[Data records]
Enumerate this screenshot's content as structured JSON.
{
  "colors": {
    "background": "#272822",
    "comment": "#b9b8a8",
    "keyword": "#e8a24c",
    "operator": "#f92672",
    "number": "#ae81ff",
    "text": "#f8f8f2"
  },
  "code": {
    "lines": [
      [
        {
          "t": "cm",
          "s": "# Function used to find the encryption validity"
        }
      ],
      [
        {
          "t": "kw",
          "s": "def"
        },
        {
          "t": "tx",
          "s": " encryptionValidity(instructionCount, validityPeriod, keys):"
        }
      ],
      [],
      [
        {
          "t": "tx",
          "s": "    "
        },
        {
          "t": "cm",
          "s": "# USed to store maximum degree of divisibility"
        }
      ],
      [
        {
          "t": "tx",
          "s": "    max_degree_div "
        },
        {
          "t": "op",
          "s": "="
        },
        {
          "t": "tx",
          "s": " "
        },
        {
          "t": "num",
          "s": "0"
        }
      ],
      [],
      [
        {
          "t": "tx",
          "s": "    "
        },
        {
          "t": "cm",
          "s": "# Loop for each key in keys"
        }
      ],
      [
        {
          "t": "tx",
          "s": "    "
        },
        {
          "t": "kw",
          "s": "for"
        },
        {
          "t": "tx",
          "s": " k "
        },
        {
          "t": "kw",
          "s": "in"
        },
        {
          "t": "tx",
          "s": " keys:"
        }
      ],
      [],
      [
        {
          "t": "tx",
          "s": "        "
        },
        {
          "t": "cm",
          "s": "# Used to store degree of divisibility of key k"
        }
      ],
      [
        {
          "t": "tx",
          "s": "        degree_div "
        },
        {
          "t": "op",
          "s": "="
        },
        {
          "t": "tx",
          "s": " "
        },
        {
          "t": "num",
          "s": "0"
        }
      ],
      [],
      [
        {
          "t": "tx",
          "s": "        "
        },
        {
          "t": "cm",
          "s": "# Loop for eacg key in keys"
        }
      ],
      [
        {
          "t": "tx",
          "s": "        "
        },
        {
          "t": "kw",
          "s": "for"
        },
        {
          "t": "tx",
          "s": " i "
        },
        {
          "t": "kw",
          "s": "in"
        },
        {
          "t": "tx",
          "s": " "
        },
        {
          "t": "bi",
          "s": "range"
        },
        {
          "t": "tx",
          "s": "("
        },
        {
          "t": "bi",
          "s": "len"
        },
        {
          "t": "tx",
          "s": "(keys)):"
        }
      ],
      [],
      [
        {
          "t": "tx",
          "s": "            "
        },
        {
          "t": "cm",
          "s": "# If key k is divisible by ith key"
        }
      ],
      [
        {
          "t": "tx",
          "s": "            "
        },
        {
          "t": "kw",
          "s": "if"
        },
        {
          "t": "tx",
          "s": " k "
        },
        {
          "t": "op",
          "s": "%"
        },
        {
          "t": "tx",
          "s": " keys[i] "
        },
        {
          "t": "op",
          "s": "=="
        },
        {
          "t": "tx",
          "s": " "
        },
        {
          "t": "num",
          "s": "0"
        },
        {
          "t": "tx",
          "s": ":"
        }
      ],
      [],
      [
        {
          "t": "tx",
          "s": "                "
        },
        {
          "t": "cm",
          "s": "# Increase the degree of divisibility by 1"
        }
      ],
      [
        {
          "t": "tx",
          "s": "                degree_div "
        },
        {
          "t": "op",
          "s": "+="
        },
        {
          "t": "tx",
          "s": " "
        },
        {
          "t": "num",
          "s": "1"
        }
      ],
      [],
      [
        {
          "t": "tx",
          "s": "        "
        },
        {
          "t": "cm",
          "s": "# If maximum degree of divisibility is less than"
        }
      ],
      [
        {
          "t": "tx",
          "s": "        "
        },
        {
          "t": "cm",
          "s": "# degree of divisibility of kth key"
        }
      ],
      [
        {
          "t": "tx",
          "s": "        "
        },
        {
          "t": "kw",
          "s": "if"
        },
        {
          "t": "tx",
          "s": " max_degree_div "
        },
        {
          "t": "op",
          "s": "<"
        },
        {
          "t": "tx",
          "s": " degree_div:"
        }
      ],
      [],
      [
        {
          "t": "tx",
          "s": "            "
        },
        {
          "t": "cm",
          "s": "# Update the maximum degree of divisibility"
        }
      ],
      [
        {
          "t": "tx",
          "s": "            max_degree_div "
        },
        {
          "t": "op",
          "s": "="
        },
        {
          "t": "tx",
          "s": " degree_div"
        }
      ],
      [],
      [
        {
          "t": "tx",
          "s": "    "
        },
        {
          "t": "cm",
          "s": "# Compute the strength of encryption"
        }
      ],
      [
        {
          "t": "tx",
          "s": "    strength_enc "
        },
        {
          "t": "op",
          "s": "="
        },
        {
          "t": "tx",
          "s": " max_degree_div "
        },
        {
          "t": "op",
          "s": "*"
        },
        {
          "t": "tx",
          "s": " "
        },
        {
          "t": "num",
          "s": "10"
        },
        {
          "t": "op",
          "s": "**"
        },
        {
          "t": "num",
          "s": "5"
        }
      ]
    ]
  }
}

---

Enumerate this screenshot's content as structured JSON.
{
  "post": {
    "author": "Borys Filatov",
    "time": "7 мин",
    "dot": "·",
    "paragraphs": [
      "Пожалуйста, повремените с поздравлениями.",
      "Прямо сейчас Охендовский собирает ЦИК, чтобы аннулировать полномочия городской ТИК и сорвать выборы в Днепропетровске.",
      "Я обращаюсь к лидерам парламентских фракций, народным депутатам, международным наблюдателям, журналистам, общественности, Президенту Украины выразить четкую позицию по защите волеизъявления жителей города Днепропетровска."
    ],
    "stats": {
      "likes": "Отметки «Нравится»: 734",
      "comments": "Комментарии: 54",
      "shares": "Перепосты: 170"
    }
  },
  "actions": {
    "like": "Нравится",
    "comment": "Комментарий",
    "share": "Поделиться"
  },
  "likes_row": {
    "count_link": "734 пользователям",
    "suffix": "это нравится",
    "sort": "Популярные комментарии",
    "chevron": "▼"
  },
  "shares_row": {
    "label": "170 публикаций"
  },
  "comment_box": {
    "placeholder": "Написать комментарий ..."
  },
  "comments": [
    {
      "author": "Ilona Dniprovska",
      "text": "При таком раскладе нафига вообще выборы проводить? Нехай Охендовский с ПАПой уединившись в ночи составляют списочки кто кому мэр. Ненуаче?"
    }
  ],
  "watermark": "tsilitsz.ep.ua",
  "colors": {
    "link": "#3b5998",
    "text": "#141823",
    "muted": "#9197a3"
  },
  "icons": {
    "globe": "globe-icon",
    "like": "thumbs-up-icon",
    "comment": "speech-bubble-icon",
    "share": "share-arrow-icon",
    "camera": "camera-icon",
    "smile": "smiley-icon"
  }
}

Goal
Copy out each line of the records where the string "divisibility" appears.

Result below
          "s": "# USed to store maximum degree of divisibility"
          "s": "# Used to store degree of divisibility of key k"
          "s": "# Increase the degree of divisibility by 1"
          "s": "# If maximum degree of divisibility is less than"
          "s": "# degree of divisibility of kth key"
          "s": "# Update the maximum degree of divisibility"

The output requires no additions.